[Stored records]
_ _ _ _ _ _ _
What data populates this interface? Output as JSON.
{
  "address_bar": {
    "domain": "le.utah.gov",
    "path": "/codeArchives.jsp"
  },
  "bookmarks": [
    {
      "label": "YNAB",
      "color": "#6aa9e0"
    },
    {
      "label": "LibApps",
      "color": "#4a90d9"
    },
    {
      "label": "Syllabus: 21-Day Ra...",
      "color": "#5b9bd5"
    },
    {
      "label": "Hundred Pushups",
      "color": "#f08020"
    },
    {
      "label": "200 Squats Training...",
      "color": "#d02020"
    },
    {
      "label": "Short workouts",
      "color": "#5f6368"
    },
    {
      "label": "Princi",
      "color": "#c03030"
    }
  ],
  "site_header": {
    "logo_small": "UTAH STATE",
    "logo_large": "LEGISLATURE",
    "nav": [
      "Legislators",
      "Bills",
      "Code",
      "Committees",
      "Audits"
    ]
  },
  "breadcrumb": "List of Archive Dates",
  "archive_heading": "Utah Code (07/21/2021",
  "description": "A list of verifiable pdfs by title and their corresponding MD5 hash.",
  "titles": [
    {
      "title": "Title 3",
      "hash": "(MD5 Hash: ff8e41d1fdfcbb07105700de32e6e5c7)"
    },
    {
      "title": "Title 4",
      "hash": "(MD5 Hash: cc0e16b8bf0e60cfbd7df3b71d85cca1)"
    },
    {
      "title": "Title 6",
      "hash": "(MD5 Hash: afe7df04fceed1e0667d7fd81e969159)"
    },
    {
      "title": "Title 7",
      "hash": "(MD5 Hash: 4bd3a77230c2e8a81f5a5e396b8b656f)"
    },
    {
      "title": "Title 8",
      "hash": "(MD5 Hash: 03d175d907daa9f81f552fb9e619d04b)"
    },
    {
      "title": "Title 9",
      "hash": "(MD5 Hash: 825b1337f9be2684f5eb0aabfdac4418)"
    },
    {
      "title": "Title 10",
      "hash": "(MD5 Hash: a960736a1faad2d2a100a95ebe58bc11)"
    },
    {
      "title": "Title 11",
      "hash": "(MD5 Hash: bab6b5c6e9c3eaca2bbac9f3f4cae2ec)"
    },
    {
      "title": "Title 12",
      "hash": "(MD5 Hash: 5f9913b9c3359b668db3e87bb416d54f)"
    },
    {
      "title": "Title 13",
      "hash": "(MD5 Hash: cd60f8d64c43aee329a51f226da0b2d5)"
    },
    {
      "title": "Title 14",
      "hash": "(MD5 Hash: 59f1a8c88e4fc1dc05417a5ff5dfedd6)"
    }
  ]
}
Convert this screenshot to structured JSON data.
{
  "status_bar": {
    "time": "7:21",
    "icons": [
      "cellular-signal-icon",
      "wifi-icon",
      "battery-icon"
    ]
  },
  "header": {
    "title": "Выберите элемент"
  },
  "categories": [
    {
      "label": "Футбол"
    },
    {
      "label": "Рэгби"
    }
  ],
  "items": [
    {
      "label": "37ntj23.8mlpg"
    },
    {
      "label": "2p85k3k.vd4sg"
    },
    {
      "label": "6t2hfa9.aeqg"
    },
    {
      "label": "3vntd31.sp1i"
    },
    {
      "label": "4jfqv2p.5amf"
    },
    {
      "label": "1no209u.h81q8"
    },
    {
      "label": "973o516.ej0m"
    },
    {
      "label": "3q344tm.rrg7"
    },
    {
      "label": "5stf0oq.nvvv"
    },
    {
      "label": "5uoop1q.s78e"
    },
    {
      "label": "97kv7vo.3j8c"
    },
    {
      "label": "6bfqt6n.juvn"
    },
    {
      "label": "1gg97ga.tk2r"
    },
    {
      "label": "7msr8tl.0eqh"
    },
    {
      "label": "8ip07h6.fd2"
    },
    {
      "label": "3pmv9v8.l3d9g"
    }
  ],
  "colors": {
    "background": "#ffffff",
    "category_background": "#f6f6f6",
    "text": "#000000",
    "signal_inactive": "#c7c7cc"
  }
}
_ _ _ _ _ _ _
## Objective
Give all of the entries again, word for word.

## Solution to the exercise
What data populates this interface? Output as JSON.
{
  "address_bar": {
    "domain": "le.utah.gov",
    "path": "/codeArchives.jsp"
  },
  "bookmarks": [
    {
      "label": "YNAB",
      "color": "#6aa9e0"
    },
    {
      "label": "LibApps",
      "color": "#4a90d9"
    },
    {
      "label": "Syllabus: 21-Day Ra...",
      "color": "#5b9bd5"
    },
    {
      "label": "Hundred Pushups",
      "color": "#f08020"
    },
    {
      "label": "200 Squats Training...",
      "color": "#d02020"
    },
    {
      "label": "Short workouts",
      "color": "#5f6368"
    },
    {
      "label": "Princi",
      "color": "#c03030"
    }
  ],
  "site_header": {
    "logo_small": "UTAH STATE",
    "logo_large": "LEGISLATURE",
    "nav": [
      "Legislators",
      "Bills",
      "Code",
      "Committees",
      "Audits"
    ]
  },
  "breadcrumb": "List of Archive Dates",
  "archive_heading": "Utah Code (07/21/2021",
  "description": "A list of verifiable pdfs by title and their corresponding MD5 hash.",
  "titles": [
    {
      "title": "Title 3",
      "hash": "(MD5 Hash: ff8e41d1fdfcbb07105700de32e6e5c7)"
    },
    {
      "title": "Title 4",
      "hash": "(MD5 Hash: cc0e16b8bf0e60cfbd7df3b71d85cca1)"
    },
    {
      "title": "Title 6",
      "hash": "(MD5 Hash: afe7df04fceed1e0667d7fd81e969159)"
    },
    {
      "title": "Title 7",
      "hash": "(MD5 Hash: 4bd3a77230c2e8a81f5a5e396b8b656f)"
    },
    {
      "title": "Title 8",
      "hash": "(MD5 Hash: 03d175d907daa9f81f552fb9e619d04b)"
    },
    {
      "title": "Title 9",
      "hash": "(MD5 Hash: 825b1337f9be2684f5eb0aabfdac4418)"
    },
    {
      "title": "Title 10",
      "hash": "(MD5 Hash: a960736a1faad2d2a100a95ebe58bc11)"
    },
    {
      "title": "Title 11",
      "hash": "(MD5 Hash: bab6b5c6e9c3eaca2bbac9f3f4cae2ec)"
    },
    {
      "title": "Title 12",
      "hash": "(MD5 Hash: 5f9913b9c3359b668db3e87bb416d54f)"
    },
    {
      "title": "Title 13",
      "hash": "(MD5 Hash: cd60f8d64c43aee329a51f226da0b2d5)"
    },
    {
      "title": "Title 14",
      "hash": "(MD5 Hash: 59f1a8c88e4fc1dc05417a5ff5dfedd6)"
    }
  ]
}
Convert this screenshot to structured JSON data.
{
  "status_bar": {
    "time": "7:21",
    "icons": [
      "cellular-signal-icon",
      "wifi-icon",
      "battery-icon"
    ]
  },
  "header": {
    "title": "Выберите элемент"
  },
  "categories": [
    {
      "label": "Футбол"
    },
    {
      "label": "Рэгби"
    }
  ],
  "items": [
    {
      "label": "37ntj23.8mlpg"
    },
    {
      "label": "2p85k3k.vd4sg"
    },
    {
      "label": "6t2hfa9.aeqg"
    },
    {
      "label": "3vntd31.sp1i"
    },
    {
      "label": "4jfqv2p.5amf"
    },
    {
      "label": "1no209u.h81q8"
    },
    {
      "label": "973o516.ej0m"
    },
    {
      "label": "3q344tm.rrg7"
    },
    {
      "label": "5stf0oq.nvvv"
    },
    {
      "label": "5uoop1q.s78e"
    },
    {
      "label": "97kv7vo.3j8c"
    },
    {
      "label": "6bfqt6n.juvn"
    },
    {
      "label": "1gg97ga.tk2r"
    },
    {
      "label": "7msr8tl.0eqh"
    },
    {
      "label": "8ip07h6.fd2"
    },
    {
      "label": "3pmv9v8.l3d9g"
    }
  ],
  "colors": {
    "background": "#ffffff",
    "category_background": "#f6f6f6",
    "text": "#000000",
    "signal_inactive": "#c7c7cc"
  }
}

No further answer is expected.